### EXERCISE REQUIREMENTS
Your answer should be a single number: the count of lines in the entries below that contain "alkoi".

### INFORMATION

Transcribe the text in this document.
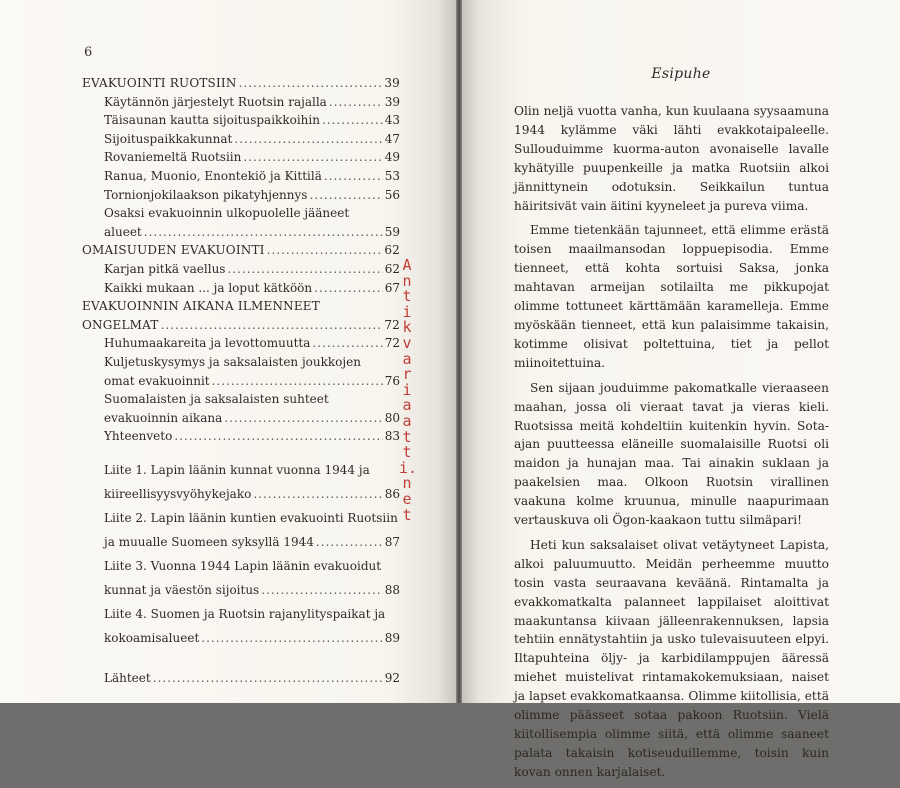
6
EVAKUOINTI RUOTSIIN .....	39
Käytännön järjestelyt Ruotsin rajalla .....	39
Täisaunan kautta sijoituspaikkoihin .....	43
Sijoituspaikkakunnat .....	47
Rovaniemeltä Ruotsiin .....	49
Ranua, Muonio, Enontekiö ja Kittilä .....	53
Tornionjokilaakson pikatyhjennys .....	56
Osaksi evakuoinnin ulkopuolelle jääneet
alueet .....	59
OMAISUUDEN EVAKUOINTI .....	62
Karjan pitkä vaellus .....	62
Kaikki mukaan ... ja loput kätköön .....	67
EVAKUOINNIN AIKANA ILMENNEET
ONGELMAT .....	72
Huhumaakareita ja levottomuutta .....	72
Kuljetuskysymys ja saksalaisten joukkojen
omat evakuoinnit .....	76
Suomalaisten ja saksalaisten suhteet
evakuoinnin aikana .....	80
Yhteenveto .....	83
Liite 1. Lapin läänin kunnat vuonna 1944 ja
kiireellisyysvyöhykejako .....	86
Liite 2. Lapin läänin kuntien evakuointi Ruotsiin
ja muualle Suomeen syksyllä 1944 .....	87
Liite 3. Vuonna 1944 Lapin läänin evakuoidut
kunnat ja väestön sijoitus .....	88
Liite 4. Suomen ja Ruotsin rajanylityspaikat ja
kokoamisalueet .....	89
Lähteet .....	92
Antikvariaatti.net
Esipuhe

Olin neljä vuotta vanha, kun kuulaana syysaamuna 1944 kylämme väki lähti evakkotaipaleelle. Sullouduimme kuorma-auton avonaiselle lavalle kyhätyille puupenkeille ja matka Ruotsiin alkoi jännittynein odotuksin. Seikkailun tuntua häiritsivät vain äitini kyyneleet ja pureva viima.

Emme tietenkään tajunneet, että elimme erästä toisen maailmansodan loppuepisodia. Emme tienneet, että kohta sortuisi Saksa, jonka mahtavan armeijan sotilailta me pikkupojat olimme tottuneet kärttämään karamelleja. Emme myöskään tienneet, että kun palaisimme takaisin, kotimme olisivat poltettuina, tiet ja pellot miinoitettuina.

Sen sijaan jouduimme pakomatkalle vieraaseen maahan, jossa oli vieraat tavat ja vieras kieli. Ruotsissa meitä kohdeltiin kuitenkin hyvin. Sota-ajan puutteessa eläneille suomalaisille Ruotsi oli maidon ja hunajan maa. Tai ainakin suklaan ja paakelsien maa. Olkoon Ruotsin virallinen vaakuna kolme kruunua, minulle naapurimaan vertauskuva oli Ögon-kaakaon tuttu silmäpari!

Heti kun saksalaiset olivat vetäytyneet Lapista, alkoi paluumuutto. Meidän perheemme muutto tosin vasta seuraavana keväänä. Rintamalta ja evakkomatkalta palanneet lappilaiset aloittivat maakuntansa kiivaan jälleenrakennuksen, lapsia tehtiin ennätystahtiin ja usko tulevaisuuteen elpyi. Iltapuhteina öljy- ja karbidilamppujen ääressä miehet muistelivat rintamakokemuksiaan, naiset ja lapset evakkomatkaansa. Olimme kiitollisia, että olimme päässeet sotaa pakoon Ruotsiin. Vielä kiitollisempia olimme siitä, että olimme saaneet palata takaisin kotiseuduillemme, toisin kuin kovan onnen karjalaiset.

### RESULT FOR THIS TASK
2